Collected data entries:
_ _ _ _ _
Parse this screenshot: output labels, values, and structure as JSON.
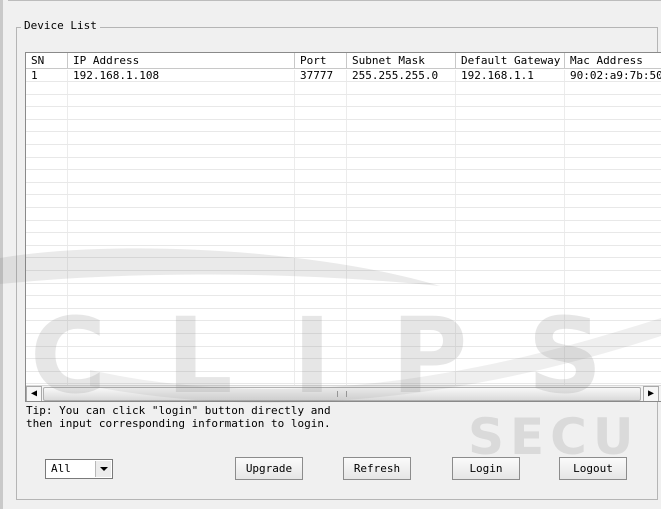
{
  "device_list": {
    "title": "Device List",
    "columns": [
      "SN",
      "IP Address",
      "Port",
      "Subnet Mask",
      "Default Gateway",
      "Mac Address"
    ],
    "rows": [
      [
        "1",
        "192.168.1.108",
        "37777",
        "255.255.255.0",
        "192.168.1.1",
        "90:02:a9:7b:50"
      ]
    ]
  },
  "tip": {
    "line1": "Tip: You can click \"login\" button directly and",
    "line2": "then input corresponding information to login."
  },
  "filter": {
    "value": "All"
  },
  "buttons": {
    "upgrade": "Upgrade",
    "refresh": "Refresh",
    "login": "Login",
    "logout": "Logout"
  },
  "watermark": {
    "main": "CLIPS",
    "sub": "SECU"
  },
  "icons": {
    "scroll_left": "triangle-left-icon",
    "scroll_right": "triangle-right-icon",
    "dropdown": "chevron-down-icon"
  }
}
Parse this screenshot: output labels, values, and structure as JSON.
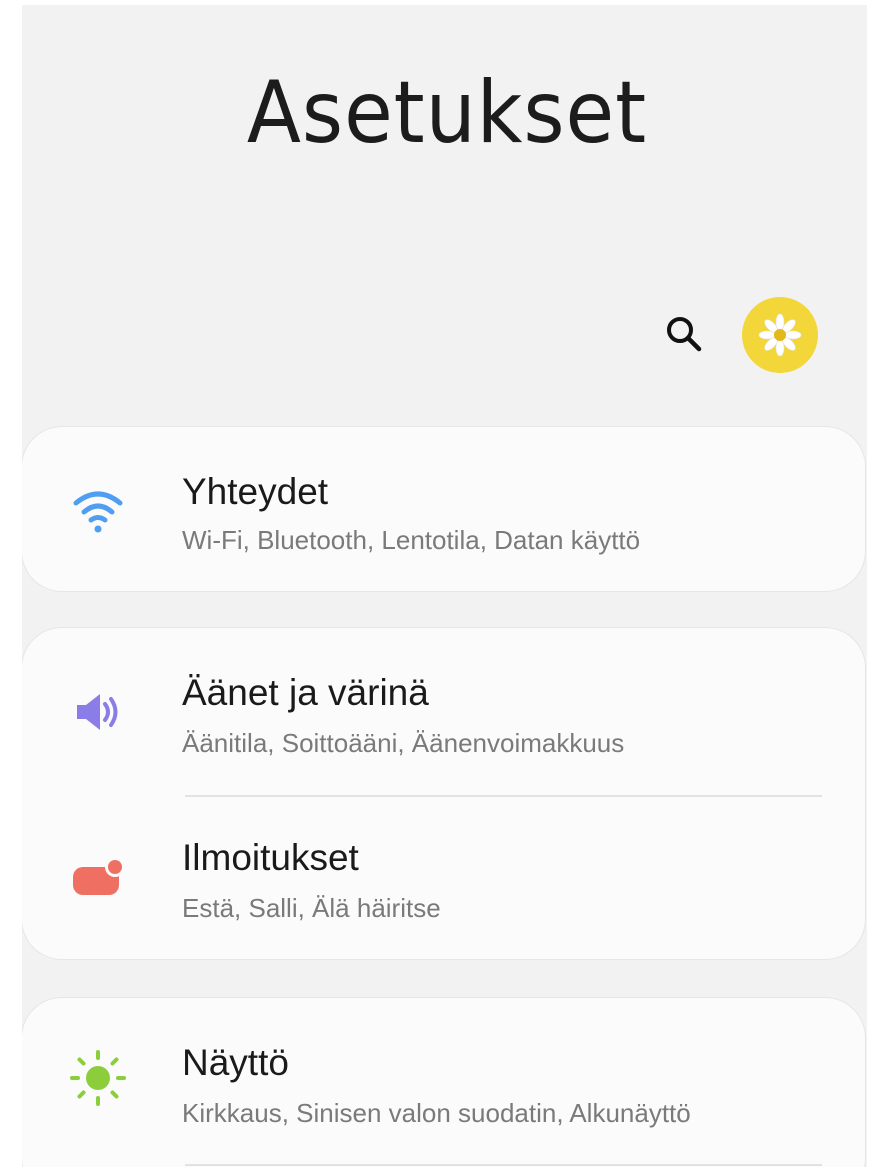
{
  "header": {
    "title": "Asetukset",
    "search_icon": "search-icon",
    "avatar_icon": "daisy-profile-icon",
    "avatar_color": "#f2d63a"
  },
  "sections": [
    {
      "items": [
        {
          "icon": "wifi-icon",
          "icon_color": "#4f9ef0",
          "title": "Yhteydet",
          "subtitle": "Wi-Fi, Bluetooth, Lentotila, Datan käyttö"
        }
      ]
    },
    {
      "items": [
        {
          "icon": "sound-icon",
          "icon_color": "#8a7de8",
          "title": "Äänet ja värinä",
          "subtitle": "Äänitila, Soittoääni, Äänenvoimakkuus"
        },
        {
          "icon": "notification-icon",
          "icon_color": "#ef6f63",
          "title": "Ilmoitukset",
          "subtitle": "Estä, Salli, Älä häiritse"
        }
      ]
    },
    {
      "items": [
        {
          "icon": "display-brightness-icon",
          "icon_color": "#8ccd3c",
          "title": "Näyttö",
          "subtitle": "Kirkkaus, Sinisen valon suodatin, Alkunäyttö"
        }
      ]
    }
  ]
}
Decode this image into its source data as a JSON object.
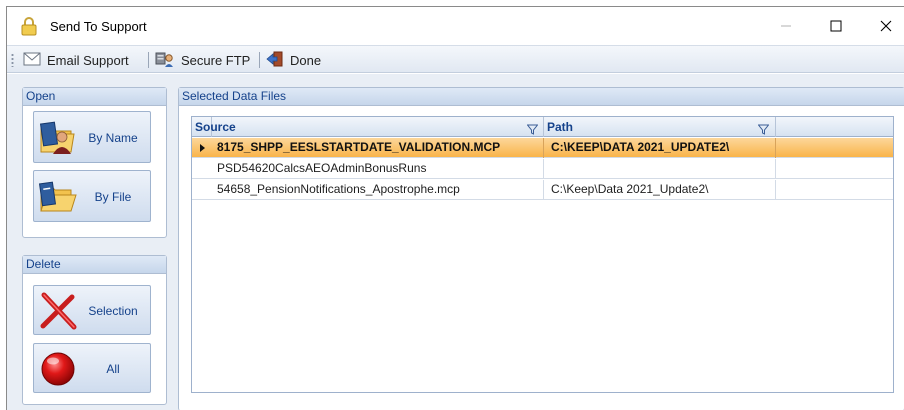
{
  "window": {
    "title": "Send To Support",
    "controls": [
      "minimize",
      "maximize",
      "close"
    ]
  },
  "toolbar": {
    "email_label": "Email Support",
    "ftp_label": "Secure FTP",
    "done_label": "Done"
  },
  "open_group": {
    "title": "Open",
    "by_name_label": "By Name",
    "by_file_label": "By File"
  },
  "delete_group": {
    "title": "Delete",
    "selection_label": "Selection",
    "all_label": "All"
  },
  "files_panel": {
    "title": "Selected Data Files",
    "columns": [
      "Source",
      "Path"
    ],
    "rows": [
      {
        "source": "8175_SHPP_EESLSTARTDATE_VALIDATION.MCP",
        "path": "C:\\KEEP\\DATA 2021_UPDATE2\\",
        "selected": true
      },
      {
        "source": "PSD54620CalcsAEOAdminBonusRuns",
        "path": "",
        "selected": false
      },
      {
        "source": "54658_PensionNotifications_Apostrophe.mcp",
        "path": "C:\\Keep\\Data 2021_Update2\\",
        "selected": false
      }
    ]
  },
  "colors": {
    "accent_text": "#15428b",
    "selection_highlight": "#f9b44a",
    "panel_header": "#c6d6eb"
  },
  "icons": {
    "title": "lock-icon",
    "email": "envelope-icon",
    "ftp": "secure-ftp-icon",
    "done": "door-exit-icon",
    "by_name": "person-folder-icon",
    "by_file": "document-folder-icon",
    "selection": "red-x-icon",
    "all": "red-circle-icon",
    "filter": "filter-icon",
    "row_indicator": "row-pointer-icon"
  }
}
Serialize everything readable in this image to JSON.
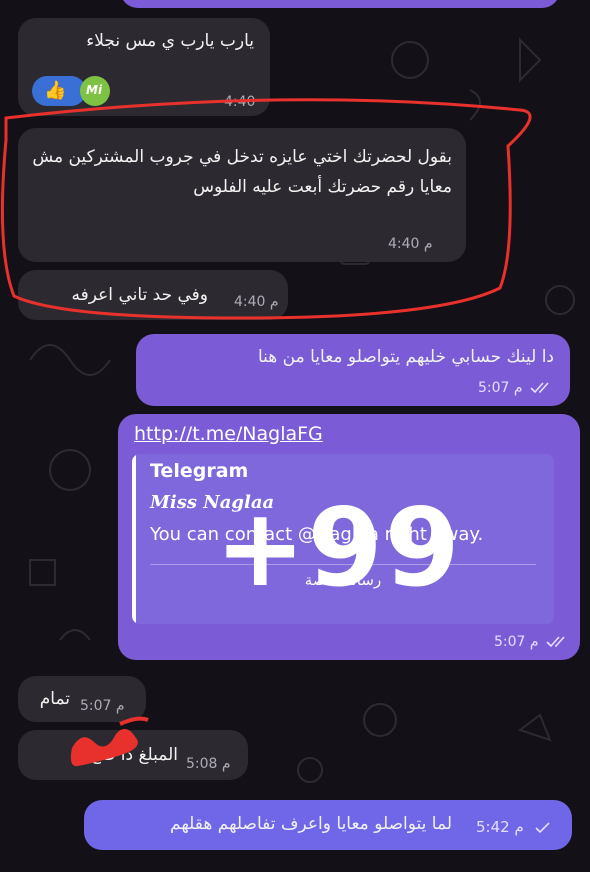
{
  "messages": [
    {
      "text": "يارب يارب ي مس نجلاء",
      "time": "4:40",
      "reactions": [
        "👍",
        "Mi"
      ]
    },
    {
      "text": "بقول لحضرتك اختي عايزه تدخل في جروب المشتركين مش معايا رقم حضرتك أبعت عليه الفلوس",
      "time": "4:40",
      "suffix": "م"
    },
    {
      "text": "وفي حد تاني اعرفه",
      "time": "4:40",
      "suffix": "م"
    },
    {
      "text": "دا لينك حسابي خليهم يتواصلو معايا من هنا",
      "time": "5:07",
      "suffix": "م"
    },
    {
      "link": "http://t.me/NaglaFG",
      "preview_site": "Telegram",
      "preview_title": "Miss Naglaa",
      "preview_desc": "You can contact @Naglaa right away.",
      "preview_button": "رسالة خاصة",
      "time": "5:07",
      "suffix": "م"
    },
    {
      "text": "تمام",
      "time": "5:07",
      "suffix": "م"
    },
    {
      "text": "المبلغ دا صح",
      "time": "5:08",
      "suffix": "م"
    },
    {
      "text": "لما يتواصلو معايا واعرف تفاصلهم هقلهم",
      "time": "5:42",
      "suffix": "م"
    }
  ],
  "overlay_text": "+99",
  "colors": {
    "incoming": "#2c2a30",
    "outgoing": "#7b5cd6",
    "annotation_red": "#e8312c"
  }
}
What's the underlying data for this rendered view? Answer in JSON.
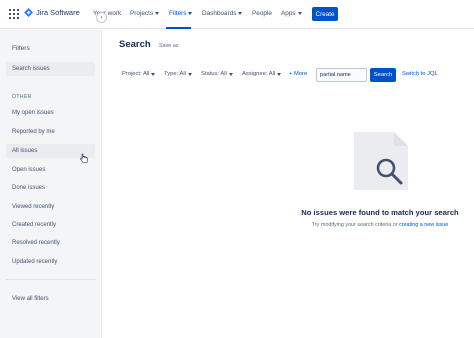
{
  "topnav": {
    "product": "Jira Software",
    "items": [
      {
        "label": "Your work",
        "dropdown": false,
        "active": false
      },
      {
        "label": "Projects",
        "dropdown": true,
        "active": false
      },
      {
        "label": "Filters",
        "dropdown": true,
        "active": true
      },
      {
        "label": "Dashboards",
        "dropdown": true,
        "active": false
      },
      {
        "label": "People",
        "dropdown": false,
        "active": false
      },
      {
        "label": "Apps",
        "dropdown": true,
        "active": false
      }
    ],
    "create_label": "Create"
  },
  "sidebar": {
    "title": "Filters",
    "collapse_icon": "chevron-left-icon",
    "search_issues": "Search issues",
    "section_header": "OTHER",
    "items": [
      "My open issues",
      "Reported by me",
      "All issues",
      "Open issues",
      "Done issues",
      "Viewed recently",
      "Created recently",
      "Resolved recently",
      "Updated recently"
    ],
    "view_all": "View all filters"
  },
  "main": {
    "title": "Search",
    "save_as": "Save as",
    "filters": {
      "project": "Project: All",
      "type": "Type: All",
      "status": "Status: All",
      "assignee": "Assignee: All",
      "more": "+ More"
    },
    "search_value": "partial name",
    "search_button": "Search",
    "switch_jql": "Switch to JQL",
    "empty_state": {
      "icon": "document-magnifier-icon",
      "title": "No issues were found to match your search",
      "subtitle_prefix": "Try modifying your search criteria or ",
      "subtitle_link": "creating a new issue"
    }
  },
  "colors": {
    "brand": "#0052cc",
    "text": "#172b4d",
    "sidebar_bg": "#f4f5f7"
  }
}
_ _ _ _ _
Work to complete ::
Transcribe each entry above exactly, apart from the pictures.

Solution to this problem ::
Parse this screenshot: output labels, values, and structure as JSON.
{
  "device_list": {
    "title": "Device List",
    "columns": [
      "SN",
      "IP Address",
      "Port",
      "Subnet Mask",
      "Default Gateway",
      "Mac Address"
    ],
    "rows": [
      [
        "1",
        "192.168.1.108",
        "37777",
        "255.255.255.0",
        "192.168.1.1",
        "90:02:a9:7b:50"
      ]
    ]
  },
  "tip": {
    "line1": "Tip: You can click \"login\" button directly and",
    "line2": "then input corresponding information to login."
  },
  "filter": {
    "value": "All"
  },
  "buttons": {
    "upgrade": "Upgrade",
    "refresh": "Refresh",
    "login": "Login",
    "logout": "Logout"
  },
  "watermark": {
    "main": "CLIPS",
    "sub": "SECU"
  },
  "icons": {
    "scroll_left": "triangle-left-icon",
    "scroll_right": "triangle-right-icon",
    "dropdown": "chevron-down-icon"
  }
}
Parse this screenshot: output labels, values, and structure as JSON.
{
  "header": {
    "title": "Asetukset",
    "search_icon": "search-icon",
    "avatar_icon": "daisy-profile-icon",
    "avatar_color": "#f2d63a"
  },
  "sections": [
    {
      "items": [
        {
          "icon": "wifi-icon",
          "icon_color": "#4f9ef0",
          "title": "Yhteydet",
          "subtitle": "Wi-Fi, Bluetooth, Lentotila, Datan käyttö"
        }
      ]
    },
    {
      "items": [
        {
          "icon": "sound-icon",
          "icon_color": "#8a7de8",
          "title": "Äänet ja värinä",
          "subtitle": "Äänitila, Soittoääni, Äänenvoimakkuus"
        },
        {
          "icon": "notification-icon",
          "icon_color": "#ef6f63",
          "title": "Ilmoitukset",
          "subtitle": "Estä, Salli, Älä häiritse"
        }
      ]
    },
    {
      "items": [
        {
          "icon": "display-brightness-icon",
          "icon_color": "#8ccd3c",
          "title": "Näyttö",
          "subtitle": "Kirkkaus, Sinisen valon suodatin, Alkunäyttö"
        }
      ]
    }
  ]
}
Decode this image into its source data as a JSON object.
{
  "window": {
    "title": "Send To Support",
    "controls": [
      "minimize",
      "maximize",
      "close"
    ]
  },
  "toolbar": {
    "email_label": "Email Support",
    "ftp_label": "Secure FTP",
    "done_label": "Done"
  },
  "open_group": {
    "title": "Open",
    "by_name_label": "By Name",
    "by_file_label": "By File"
  },
  "delete_group": {
    "title": "Delete",
    "selection_label": "Selection",
    "all_label": "All"
  },
  "files_panel": {
    "title": "Selected Data Files",
    "columns": [
      "Source",
      "Path"
    ],
    "rows": [
      {
        "source": "8175_SHPP_EESLSTARTDATE_VALIDATION.MCP",
        "path": "C:\\KEEP\\DATA 2021_UPDATE2\\",
        "selected": true
      },
      {
        "source": "PSD54620CalcsAEOAdminBonusRuns",
        "path": "",
        "selected": false
      },
      {
        "source": "54658_PensionNotifications_Apostrophe.mcp",
        "path": "C:\\Keep\\Data 2021_Update2\\",
        "selected": false
      }
    ]
  },
  "colors": {
    "accent_text": "#15428b",
    "selection_highlight": "#f9b44a",
    "panel_header": "#c6d6eb"
  },
  "icons": {
    "title": "lock-icon",
    "email": "envelope-icon",
    "ftp": "secure-ftp-icon",
    "done": "door-exit-icon",
    "by_name": "person-folder-icon",
    "by_file": "document-folder-icon",
    "selection": "red-x-icon",
    "all": "red-circle-icon",
    "filter": "filter-icon",
    "row_indicator": "row-pointer-icon"
  }
}
Serialize everything readable in this image to JSON.
{
  "messages": [
    {
      "text": "يارب يارب ي مس نجلاء",
      "time": "4:40",
      "reactions": [
        "👍",
        "Mi"
      ]
    },
    {
      "text": "بقول لحضرتك اختي عايزه تدخل في جروب المشتركين مش معايا رقم حضرتك أبعت عليه الفلوس",
      "time": "4:40",
      "suffix": "م"
    },
    {
      "text": "وفي حد تاني اعرفه",
      "time": "4:40",
      "suffix": "م"
    },
    {
      "text": "دا لينك حسابي خليهم يتواصلو معايا من هنا",
      "time": "5:07",
      "suffix": "م"
    },
    {
      "link": "http://t.me/NaglaFG",
      "preview_site": "Telegram",
      "preview_title": "Miss Naglaa",
      "preview_desc": "You can contact @Naglaa right away.",
      "preview_button": "رسالة خاصة",
      "time": "5:07",
      "suffix": "م"
    },
    {
      "text": "تمام",
      "time": "5:07",
      "suffix": "م"
    },
    {
      "text": "المبلغ دا صح",
      "time": "5:08",
      "suffix": "م"
    },
    {
      "text": "لما يتواصلو معايا واعرف تفاصلهم هقلهم",
      "time": "5:42",
      "suffix": "م"
    }
  ],
  "overlay_text": "+99",
  "colors": {
    "incoming": "#2c2a30",
    "outgoing": "#7b5cd6",
    "annotation_red": "#e8312c"
  }
}
What's the underlying data for this rendered view? Answer in JSON.
{
  "topnav": {
    "product": "Jira Software",
    "items": [
      {
        "label": "Your work",
        "dropdown": false,
        "active": false
      },
      {
        "label": "Projects",
        "dropdown": true,
        "active": false
      },
      {
        "label": "Filters",
        "dropdown": true,
        "active": true
      },
      {
        "label": "Dashboards",
        "dropdown": true,
        "active": false
      },
      {
        "label": "People",
        "dropdown": false,
        "active": false
      },
      {
        "label": "Apps",
        "dropdown": true,
        "active": false
      }
    ],
    "create_label": "Create"
  },
  "sidebar": {
    "title": "Filters",
    "collapse_icon": "chevron-left-icon",
    "search_issues": "Search issues",
    "section_header": "OTHER",
    "items": [
      "My open issues",
      "Reported by me",
      "All issues",
      "Open issues",
      "Done issues",
      "Viewed recently",
      "Created recently",
      "Resolved recently",
      "Updated recently"
    ],
    "view_all": "View all filters"
  },
  "main": {
    "title": "Search",
    "save_as": "Save as",
    "filters": {
      "project": "Project: All",
      "type": "Type: All",
      "status": "Status: All",
      "assignee": "Assignee: All",
      "more": "+ More"
    },
    "search_value": "partial name",
    "search_button": "Search",
    "switch_jql": "Switch to JQL",
    "empty_state": {
      "icon": "document-magnifier-icon",
      "title": "No issues were found to match your search",
      "subtitle_prefix": "Try modifying your search criteria or ",
      "subtitle_link": "creating a new issue"
    }
  },
  "colors": {
    "brand": "#0052cc",
    "text": "#172b4d",
    "sidebar_bg": "#f4f5f7"
  }
}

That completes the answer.